**Stored items from a collection:**
========================================

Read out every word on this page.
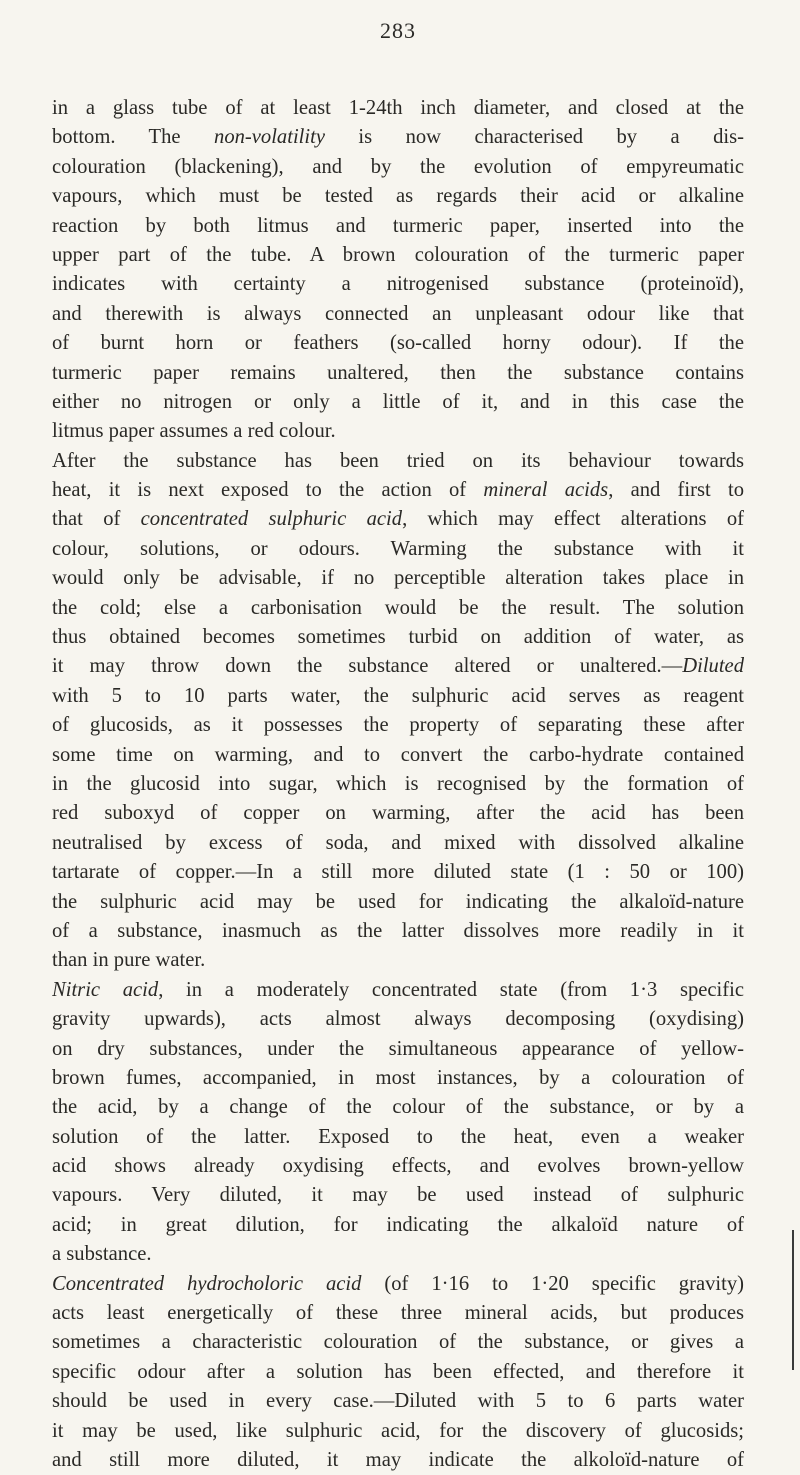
283
in a glass tube of at least 1-24th inch diameter, and closed at the
bottom. The non-volatility is now characterised by a dis-
colouration (blackening), and by the evolution of empyreumatic
vapours, which must be tested as regards their acid or alkaline
reaction by both litmus and turmeric paper, inserted into the
upper part of the tube. A brown colouration of the turmeric paper
indicates with certainty a nitrogenised substance (proteinoïd),
and therewith is always connected an unpleasant odour like that
of burnt horn or feathers (so-called horny odour). If the
turmeric paper remains unaltered, then the substance contains
either no nitrogen or only a little of it, and in this case the
litmus paper assumes a red colour.
After the substance has been tried on its behaviour towards
heat, it is next exposed to the action of mineral acids, and first to
that of concentrated sulphuric acid, which may effect alterations of
colour, solutions, or odours. Warming the substance with it
would only be advisable, if no perceptible alteration takes place in
the cold; else a carbonisation would be the result. The solution
thus obtained becomes sometimes turbid on addition of water, as
it may throw down the substance altered or unaltered.—Diluted
with 5 to 10 parts water, the sulphuric acid serves as reagent
of glucosids, as it possesses the property of separating these after
some time on warming, and to convert the carbo-hydrate contained
in the glucosid into sugar, which is recognised by the formation of
red suboxyd of copper on warming, after the acid has been
neutralised by excess of soda, and mixed with dissolved alkaline
tartarate of copper.—In a still more diluted state (1 : 50 or 100)
the sulphuric acid may be used for indicating the alkaloïd-nature
of a substance, inasmuch as the latter dissolves more readily in it
than in pure water.
Nitric acid, in a moderately concentrated state (from 1·3 specific
gravity upwards), acts almost always decomposing (oxydising)
on dry substances, under the simultaneous appearance of yellow-
brown fumes, accompanied, in most instances, by a colouration of
the acid, by a change of the colour of the substance, or by a
solution of the latter. Exposed to the heat, even a weaker
acid shows already oxydising effects, and evolves brown-yellow
vapours. Very diluted, it may be used instead of sulphuric
acid; in great dilution, for indicating the alkaloïd nature of
a substance.
Concentrated hydrocholoric acid (of 1·16 to 1·20 specific gravity)
acts least energetically of these three mineral acids, but produces
sometimes a characteristic colouration of the substance, or gives a
specific odour after a solution has been effected, and therefore it
should be used in every case.—Diluted with 5 to 6 parts water
it may be used, like sulphuric acid, for the discovery of glucosids;
and still more diluted, it may indicate the alkoloïd-nature of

========================================

Report each line above that includes the string "colouration".

colouration (blackening), and by the evolution of empyreumatic
upper part of the tube. A brown colouration of the turmeric paper
brown fumes, accompanied, in most instances, by a colouration of
sometimes a characteristic colouration of the substance, or gives a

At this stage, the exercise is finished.